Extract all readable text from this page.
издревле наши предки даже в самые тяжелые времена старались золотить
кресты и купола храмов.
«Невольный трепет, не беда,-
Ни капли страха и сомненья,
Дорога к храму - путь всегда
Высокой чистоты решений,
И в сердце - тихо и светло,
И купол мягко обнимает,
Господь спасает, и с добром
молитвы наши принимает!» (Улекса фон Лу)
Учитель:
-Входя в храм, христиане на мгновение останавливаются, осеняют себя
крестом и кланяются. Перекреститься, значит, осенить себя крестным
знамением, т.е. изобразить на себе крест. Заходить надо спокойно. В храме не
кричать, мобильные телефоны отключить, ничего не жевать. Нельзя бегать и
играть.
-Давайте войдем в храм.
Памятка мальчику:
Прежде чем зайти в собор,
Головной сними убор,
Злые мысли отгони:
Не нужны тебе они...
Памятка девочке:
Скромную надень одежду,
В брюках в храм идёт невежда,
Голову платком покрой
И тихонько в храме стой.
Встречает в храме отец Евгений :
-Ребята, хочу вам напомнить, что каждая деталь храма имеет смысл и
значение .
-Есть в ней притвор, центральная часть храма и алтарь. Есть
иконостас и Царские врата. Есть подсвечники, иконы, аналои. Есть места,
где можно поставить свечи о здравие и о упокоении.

## Exercise directions
Set all of the records down again, exactly as they stand.

## Solution for this exercise
Extract all readable text from this page.
издревле наши предки даже в самые тяжелые времена старались золотить
кресты и купола храмов.
«Невольный трепет, не беда,-
Ни капли страха и сомненья,
Дорога к храму - путь всегда
Высокой чистоты решений,
И в сердце - тихо и светло,
И купол мягко обнимает,
Господь спасает, и с добром
молитвы наши принимает!» (Улекса фон Лу)
Учитель:
-Входя в храм, христиане на мгновение останавливаются, осеняют себя
крестом и кланяются. Перекреститься, значит, осенить себя крестным
знамением, т.е. изобразить на себе крест. Заходить надо спокойно. В храме не
кричать, мобильные телефоны отключить, ничего не жевать. Нельзя бегать и
играть.
-Давайте войдем в храм.
Памятка мальчику:
Прежде чем зайти в собор,
Головной сними убор,
Злые мысли отгони:
Не нужны тебе они...
Памятка девочке:
Скромную надень одежду,
В брюках в храм идёт невежда,
Голову платком покрой
И тихонько в храме стой.
Встречает в храме отец Евгений :
-Ребята, хочу вам напомнить, что каждая деталь храма имеет смысл и
значение .
-Есть в ней притвор, центральная часть храма и алтарь. Есть
иконостас и Царские врата. Есть подсвечники, иконы, аналои. Есть места,
где можно поставить свечи о здравие и о упокоении.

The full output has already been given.